■ **The problem**
Give a verbatim quotation of every record.
<<<<
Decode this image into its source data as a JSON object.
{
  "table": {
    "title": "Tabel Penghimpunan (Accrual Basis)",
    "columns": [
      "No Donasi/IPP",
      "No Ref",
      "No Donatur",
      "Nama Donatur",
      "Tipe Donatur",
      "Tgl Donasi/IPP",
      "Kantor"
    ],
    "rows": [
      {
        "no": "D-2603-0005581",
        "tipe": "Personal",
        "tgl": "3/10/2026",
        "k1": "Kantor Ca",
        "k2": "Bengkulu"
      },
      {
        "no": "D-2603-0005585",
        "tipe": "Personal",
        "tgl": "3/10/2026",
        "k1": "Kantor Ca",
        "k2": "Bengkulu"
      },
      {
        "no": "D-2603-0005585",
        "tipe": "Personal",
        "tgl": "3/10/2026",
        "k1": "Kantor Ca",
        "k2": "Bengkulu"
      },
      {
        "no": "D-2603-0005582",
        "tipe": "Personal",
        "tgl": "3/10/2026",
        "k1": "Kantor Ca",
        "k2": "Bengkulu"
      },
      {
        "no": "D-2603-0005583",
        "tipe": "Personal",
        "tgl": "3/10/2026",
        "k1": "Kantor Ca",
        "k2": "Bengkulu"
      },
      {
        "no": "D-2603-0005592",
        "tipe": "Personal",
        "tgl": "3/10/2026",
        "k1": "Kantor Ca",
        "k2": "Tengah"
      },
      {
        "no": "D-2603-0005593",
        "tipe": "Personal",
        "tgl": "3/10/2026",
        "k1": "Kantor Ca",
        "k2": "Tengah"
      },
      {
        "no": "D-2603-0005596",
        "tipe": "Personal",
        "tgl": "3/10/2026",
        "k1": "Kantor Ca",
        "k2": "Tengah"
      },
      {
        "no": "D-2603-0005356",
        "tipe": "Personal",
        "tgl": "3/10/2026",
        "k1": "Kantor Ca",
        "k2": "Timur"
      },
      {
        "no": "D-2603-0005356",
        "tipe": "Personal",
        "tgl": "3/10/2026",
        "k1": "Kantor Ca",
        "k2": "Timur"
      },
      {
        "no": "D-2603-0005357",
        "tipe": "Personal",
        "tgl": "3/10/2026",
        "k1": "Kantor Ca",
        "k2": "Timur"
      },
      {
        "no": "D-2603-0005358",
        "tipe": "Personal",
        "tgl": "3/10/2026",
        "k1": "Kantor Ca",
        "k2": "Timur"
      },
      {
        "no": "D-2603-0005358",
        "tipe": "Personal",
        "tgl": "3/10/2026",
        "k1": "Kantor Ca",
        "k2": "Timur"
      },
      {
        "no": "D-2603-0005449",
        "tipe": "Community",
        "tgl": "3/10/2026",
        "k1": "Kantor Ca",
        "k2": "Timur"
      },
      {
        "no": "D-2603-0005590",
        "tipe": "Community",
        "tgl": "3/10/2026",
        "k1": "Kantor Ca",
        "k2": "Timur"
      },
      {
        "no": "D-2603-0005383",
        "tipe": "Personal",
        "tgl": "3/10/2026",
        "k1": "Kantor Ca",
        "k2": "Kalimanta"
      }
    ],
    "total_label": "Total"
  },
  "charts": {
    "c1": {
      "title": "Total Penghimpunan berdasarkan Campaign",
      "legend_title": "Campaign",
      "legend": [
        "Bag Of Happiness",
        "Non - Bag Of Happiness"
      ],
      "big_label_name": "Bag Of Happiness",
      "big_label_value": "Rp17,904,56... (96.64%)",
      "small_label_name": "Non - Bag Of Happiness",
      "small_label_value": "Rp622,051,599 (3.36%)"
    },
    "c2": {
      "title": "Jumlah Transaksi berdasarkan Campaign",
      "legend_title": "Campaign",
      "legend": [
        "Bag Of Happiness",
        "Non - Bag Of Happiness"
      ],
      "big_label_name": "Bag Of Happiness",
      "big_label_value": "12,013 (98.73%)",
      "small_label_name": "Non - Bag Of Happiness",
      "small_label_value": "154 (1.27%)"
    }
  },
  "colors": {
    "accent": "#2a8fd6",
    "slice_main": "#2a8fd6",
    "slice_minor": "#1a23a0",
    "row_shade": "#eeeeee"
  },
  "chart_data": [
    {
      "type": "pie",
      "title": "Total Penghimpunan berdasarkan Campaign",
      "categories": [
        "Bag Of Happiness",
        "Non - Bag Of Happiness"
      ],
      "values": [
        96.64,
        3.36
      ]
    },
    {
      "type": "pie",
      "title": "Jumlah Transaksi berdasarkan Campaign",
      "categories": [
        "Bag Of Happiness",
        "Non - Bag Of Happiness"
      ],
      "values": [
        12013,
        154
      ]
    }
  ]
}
>>>>
■ **Answer to this problem**
Decode this image into its source data as a JSON object.
{
  "table": {
    "title": "Tabel Penghimpunan (Accrual Basis)",
    "columns": [
      "No Donasi/IPP",
      "No Ref",
      "No Donatur",
      "Nama Donatur",
      "Tipe Donatur",
      "Tgl Donasi/IPP",
      "Kantor"
    ],
    "rows": [
      {
        "no": "D-2603-0005581",
        "tipe": "Personal",
        "tgl": "3/10/2026",
        "k1": "Kantor Ca",
        "k2": "Bengkulu"
      },
      {
        "no": "D-2603-0005585",
        "tipe": "Personal",
        "tgl": "3/10/2026",
        "k1": "Kantor Ca",
        "k2": "Bengkulu"
      },
      {
        "no": "D-2603-0005585",
        "tipe": "Personal",
        "tgl": "3/10/2026",
        "k1": "Kantor Ca",
        "k2": "Bengkulu"
      },
      {
        "no": "D-2603-0005582",
        "tipe": "Personal",
        "tgl": "3/10/2026",
        "k1": "Kantor Ca",
        "k2": "Bengkulu"
      },
      {
        "no": "D-2603-0005583",
        "tipe": "Personal",
        "tgl": "3/10/2026",
        "k1": "Kantor Ca",
        "k2": "Bengkulu"
      },
      {
        "no": "D-2603-0005592",
        "tipe": "Personal",
        "tgl": "3/10/2026",
        "k1": "Kantor Ca",
        "k2": "Tengah"
      },
      {
        "no": "D-2603-0005593",
        "tipe": "Personal",
        "tgl": "3/10/2026",
        "k1": "Kantor Ca",
        "k2": "Tengah"
      },
      {
        "no": "D-2603-0005596",
        "tipe": "Personal",
        "tgl": "3/10/2026",
        "k1": "Kantor Ca",
        "k2": "Tengah"
      },
      {
        "no": "D-2603-0005356",
        "tipe": "Personal",
        "tgl": "3/10/2026",
        "k1": "Kantor Ca",
        "k2": "Timur"
      },
      {
        "no": "D-2603-0005356",
        "tipe": "Personal",
        "tgl": "3/10/2026",
        "k1": "Kantor Ca",
        "k2": "Timur"
      },
      {
        "no": "D-2603-0005357",
        "tipe": "Personal",
        "tgl": "3/10/2026",
        "k1": "Kantor Ca",
        "k2": "Timur"
      },
      {
        "no": "D-2603-0005358",
        "tipe": "Personal",
        "tgl": "3/10/2026",
        "k1": "Kantor Ca",
        "k2": "Timur"
      },
      {
        "no": "D-2603-0005358",
        "tipe": "Personal",
        "tgl": "3/10/2026",
        "k1": "Kantor Ca",
        "k2": "Timur"
      },
      {
        "no": "D-2603-0005449",
        "tipe": "Community",
        "tgl": "3/10/2026",
        "k1": "Kantor Ca",
        "k2": "Timur"
      },
      {
        "no": "D-2603-0005590",
        "tipe": "Community",
        "tgl": "3/10/2026",
        "k1": "Kantor Ca",
        "k2": "Timur"
      },
      {
        "no": "D-2603-0005383",
        "tipe": "Personal",
        "tgl": "3/10/2026",
        "k1": "Kantor Ca",
        "k2": "Kalimanta"
      }
    ],
    "total_label": "Total"
  },
  "charts": {
    "c1": {
      "title": "Total Penghimpunan berdasarkan Campaign",
      "legend_title": "Campaign",
      "legend": [
        "Bag Of Happiness",
        "Non - Bag Of Happiness"
      ],
      "big_label_name": "Bag Of Happiness",
      "big_label_value": "Rp17,904,56... (96.64%)",
      "small_label_name": "Non - Bag Of Happiness",
      "small_label_value": "Rp622,051,599 (3.36%)"
    },
    "c2": {
      "title": "Jumlah Transaksi berdasarkan Campaign",
      "legend_title": "Campaign",
      "legend": [
        "Bag Of Happiness",
        "Non - Bag Of Happiness"
      ],
      "big_label_name": "Bag Of Happiness",
      "big_label_value": "12,013 (98.73%)",
      "small_label_name": "Non - Bag Of Happiness",
      "small_label_value": "154 (1.27%)"
    }
  },
  "colors": {
    "accent": "#2a8fd6",
    "slice_main": "#2a8fd6",
    "slice_minor": "#1a23a0",
    "row_shade": "#eeeeee"
  },
  "chart_data": [
    {
      "type": "pie",
      "title": "Total Penghimpunan berdasarkan Campaign",
      "categories": [
        "Bag Of Happiness",
        "Non - Bag Of Happiness"
      ],
      "values": [
        96.64,
        3.36
      ]
    },
    {
      "type": "pie",
      "title": "Jumlah Transaksi berdasarkan Campaign",
      "categories": [
        "Bag Of Happiness",
        "Non - Bag Of Happiness"
      ],
      "values": [
        12013,
        154
      ]
    }
  ]
}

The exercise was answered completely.